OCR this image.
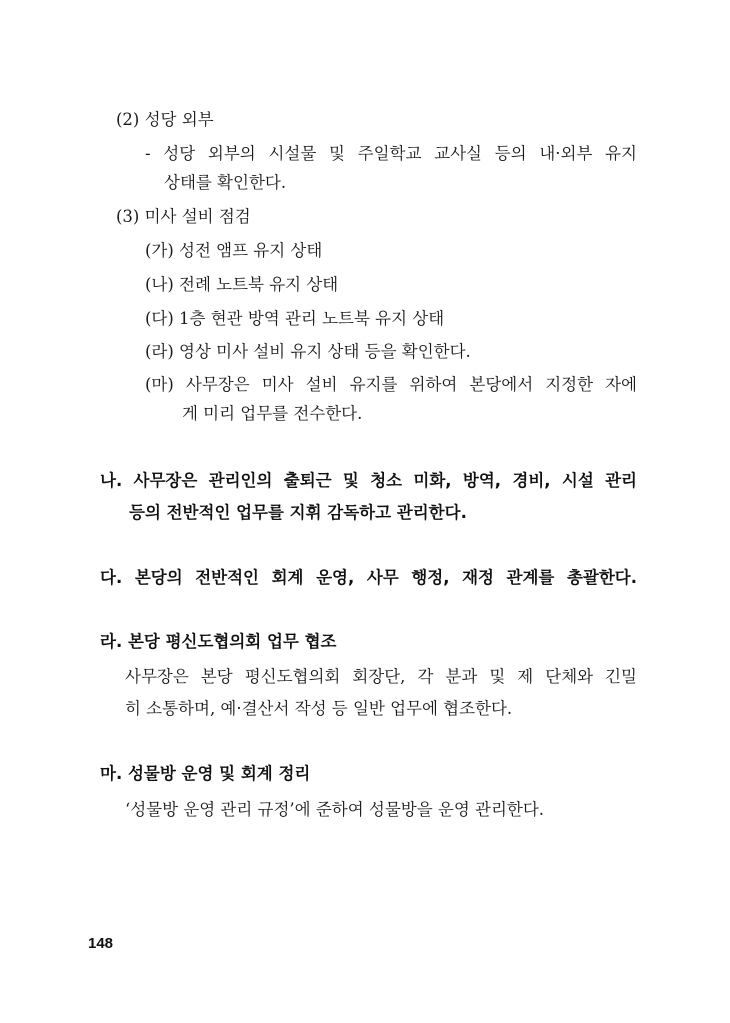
(2) 성당 외부
- 성당 외부의 시설물 및 주일학교 교사실 등의 내·외부 유지
상태를 확인한다.
(3) 미사 설비 점검
(가) 성전 앰프 유지 상태
(나) 전례 노트북 유지 상태
(다) 1층 현관 방역 관리 노트북 유지 상태
(라) 영상 미사 설비 유지 상태 등을 확인한다.
(마) 사무장은 미사 설비 유지를 위하여 본당에서 지정한 자에
게 미리 업무를 전수한다.
나. 사무장은 관리인의 출퇴근 및 청소 미화, 방역, 경비, 시설 관리
등의 전반적인 업무를 지휘 감독하고 관리한다.
다. 본당의 전반적인 회계 운영, 사무 행정, 재정 관계를 총괄한다.
라. 본당 평신도협의회 업무 협조
사무장은 본당 평신도협의회 회장단, 각 분과 및 제 단체와 긴밀
히 소통하며, 예·결산서 작성 등 일반 업무에 협조한다.
마. 성물방 운영 및 회계 정리
‘성물방 운영 관리 규정’에 준하여 성물방을 운영 관리한다.
148
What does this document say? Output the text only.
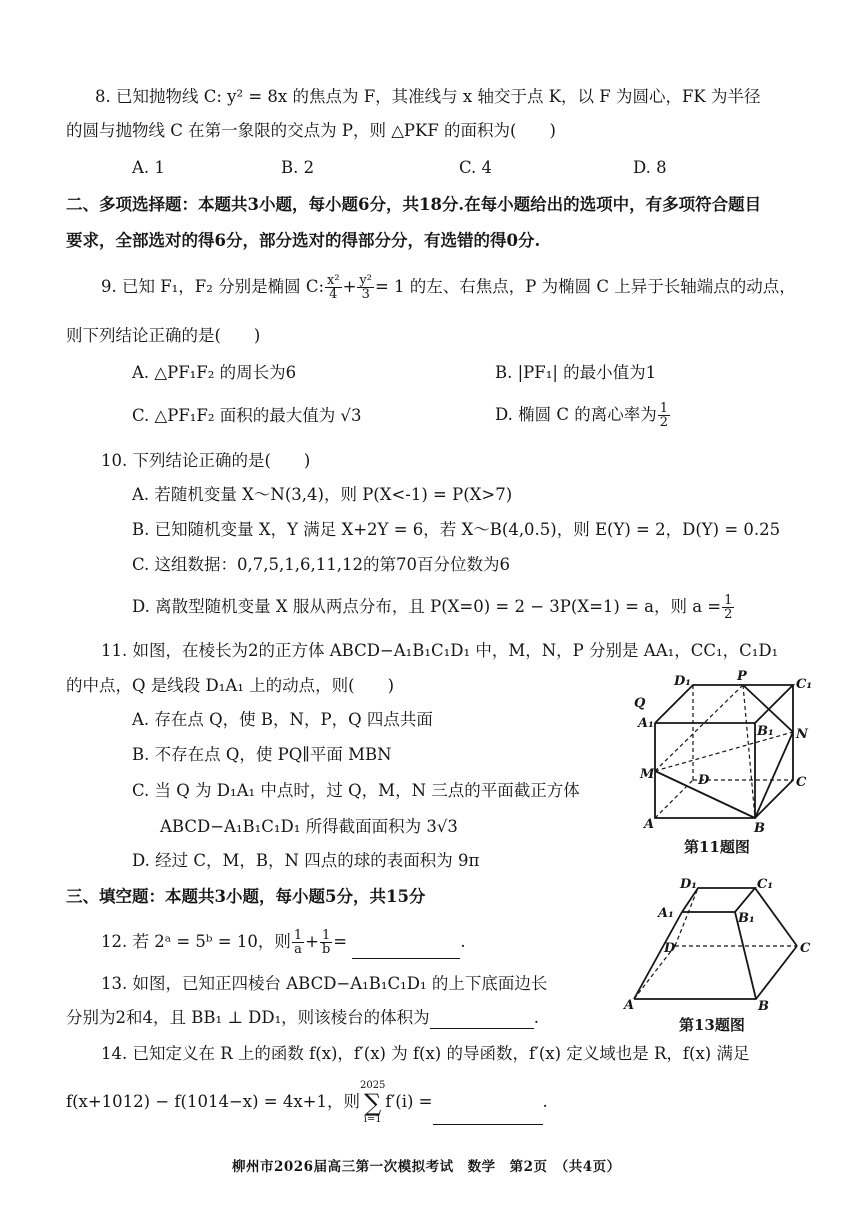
8. 已知抛物线 C: y² = 8x 的焦点为 F，其准线与 x 轴交于点 K，以 F 为圆心，FK 为半径
的圆与抛物线 C 在第一象限的交点为 P，则 △PKF 的面积为(　　)
A. 1	B. 2	C. 4	D. 8
二、多项选择题：本题共3小题，每小题6分，共18分.在每小题给出的选项中，有多项符合题目
要求，全部选对的得6分，部分选对的得部分分，有选错的得0分.
9. 已知 F₁，F₂ 分别是椭圆 C: $\frac{\text{x²}}{4} + \frac{\text{y²}}{3} = 1$ 的左、右焦点，P 为椭圆 C 上异于长轴端点的动点，
则下列结论正确的是(　　)
A. △PF₁F₂ 的周长为6	B. |PF₁| 的最小值为1
C. △PF₁F₂ 面积的最大值为 √3	D. 椭圆 C 的离心率为 $\frac{1}{2}$
10. 下列结论正确的是(　　)
A. 若随机变量 X～N(3,4)，则 P(X<-1) = P(X>7)
B. 已知随机变量 X，Y 满足 X+2Y = 6，若 X～B(4,0.5)，则 E(Y) = 2，D(Y) = 0.25
C. 这组数据：0,7,5,1,6,11,12的第70百分位数为6
D. 离散型随机变量 X 服从两点分布，且 P(X=0) = 2 − 3P(X=1) = a，则 $a = \frac{1}{2}$
11. 如图，在棱长为2的正方体 ABCD−A₁B₁C₁D₁ 中，M，N，P 分别是 AA₁，CC₁，C₁D₁
的中点，Q 是线段 D₁A₁ 上的动点，则(　　)
A. 存在点 Q，使 B，N，P，Q 四点共面
B. 不存在点 Q，使 PQ∥平面 MBN
C. 当 Q 为 D₁A₁ 中点时，过 Q，M，N 三点的平面截正方体
ABCD−A₁B₁C₁D₁ 所得截面面积为 3√3
D. 经过 C，M，B，N 四点的球的表面积为 9π
D₁	P
C₁
Q
A₁
B₁ N
M	D	C
A	B
第11题图
三、填空题：本题共3小题，每小题5分，共15分
12. 若 2ᵃ = 5ᵇ = 10，则 $\frac{1}{a} + \frac{1}{b}$ =	.
13. 如图，已知正四棱台 ABCD−A₁B₁C₁D₁ 的上下底面边长
分别为2和4，且 BB₁ ⊥ DD₁，则该棱台的体积为	.
D₁	C₁
A₁	B₁
D	C
A	B
第13题图
14. 已知定义在 R 上的函数 f(x)，f′(x) 为 f(x) 的导函数，f′(x) 定义域也是 R，f(x) 满足
f(x+1012) − f(1014−x) = 4x+1，则
2025
∑
i=1
f′(i) =	.
柳州市2026届高三第一次模拟考试　数学　第2页　（共4页）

-.-.-

* _YOUR TASK_:
Your copy should repeat each entry above exactly but contain no pictures.

* _SOLUTION TO THIS TASK_:
OCR this image.
(2) 성당 외부
- 성당 외부의 시설물 및 주일학교 교사실 등의 내·외부 유지
상태를 확인한다.
(3) 미사 설비 점검
(가) 성전 앰프 유지 상태
(나) 전례 노트북 유지 상태
(다) 1층 현관 방역 관리 노트북 유지 상태
(라) 영상 미사 설비 유지 상태 등을 확인한다.
(마) 사무장은 미사 설비 유지를 위하여 본당에서 지정한 자에
게 미리 업무를 전수한다.
나. 사무장은 관리인의 출퇴근 및 청소 미화, 방역, 경비, 시설 관리
등의 전반적인 업무를 지휘 감독하고 관리한다.
다. 본당의 전반적인 회계 운영, 사무 행정, 재정 관계를 총괄한다.
라. 본당 평신도협의회 업무 협조
사무장은 본당 평신도협의회 회장단, 각 분과 및 제 단체와 긴밀
히 소통하며, 예·결산서 작성 등 일반 업무에 협조한다.
마. 성물방 운영 및 회계 정리
‘성물방 운영 관리 규정’에 준하여 성물방을 운영 관리한다.
148
What does this document say? Output the text only.
8. 已知抛物线 C: y² = 8x 的焦点为 F，其准线与 x 轴交于点 K，以 F 为圆心，FK 为半径
的圆与抛物线 C 在第一象限的交点为 P，则 △PKF 的面积为(　　)
A. 1	B. 2	C. 4	D. 8
二、多项选择题：本题共3小题，每小题6分，共18分.在每小题给出的选项中，有多项符合题目
要求，全部选对的得6分，部分选对的得部分分，有选错的得0分.
9. 已知 F₁，F₂ 分别是椭圆 C: $\frac{\text{x²}}{4} + \frac{\text{y²}}{3} = 1$ 的左、右焦点，P 为椭圆 C 上异于长轴端点的动点，
则下列结论正确的是(　　)
A. △PF₁F₂ 的周长为6	B. |PF₁| 的最小值为1
C. △PF₁F₂ 面积的最大值为 √3	D. 椭圆 C 的离心率为 $\frac{1}{2}$
10. 下列结论正确的是(　　)
A. 若随机变量 X～N(3,4)，则 P(X<-1) = P(X>7)
B. 已知随机变量 X，Y 满足 X+2Y = 6，若 X～B(4,0.5)，则 E(Y) = 2，D(Y) = 0.25
C. 这组数据：0,7,5,1,6,11,12的第70百分位数为6
D. 离散型随机变量 X 服从两点分布，且 P(X=0) = 2 − 3P(X=1) = a，则 $a = \frac{1}{2}$
11. 如图，在棱长为2的正方体 ABCD−A₁B₁C₁D₁ 中，M，N，P 分别是 AA₁，CC₁，C₁D₁
的中点，Q 是线段 D₁A₁ 上的动点，则(　　)
A. 存在点 Q，使 B，N，P，Q 四点共面
B. 不存在点 Q，使 PQ∥平面 MBN
C. 当 Q 为 D₁A₁ 中点时，过 Q，M，N 三点的平面截正方体
ABCD−A₁B₁C₁D₁ 所得截面面积为 3√3
D. 经过 C，M，B，N 四点的球的表面积为 9π
D₁	P
C₁
Q
A₁
B₁ N
M	D	C
A	B
第11题图
三、填空题：本题共3小题，每小题5分，共15分
12. 若 2ᵃ = 5ᵇ = 10，则 $\frac{1}{a} + \frac{1}{b}$ =	.
13. 如图，已知正四棱台 ABCD−A₁B₁C₁D₁ 的上下底面边长
分别为2和4，且 BB₁ ⊥ DD₁，则该棱台的体积为	.
D₁	C₁
A₁	B₁
D	C
A	B
第13题图
14. 已知定义在 R 上的函数 f(x)，f′(x) 为 f(x) 的导函数，f′(x) 定义域也是 R，f(x) 满足
f(x+1012) − f(1014−x) = 4x+1，则
2025
∑
i=1
f′(i) =	.
柳州市2026届高三第一次模拟考试　数学　第2页　（共4页）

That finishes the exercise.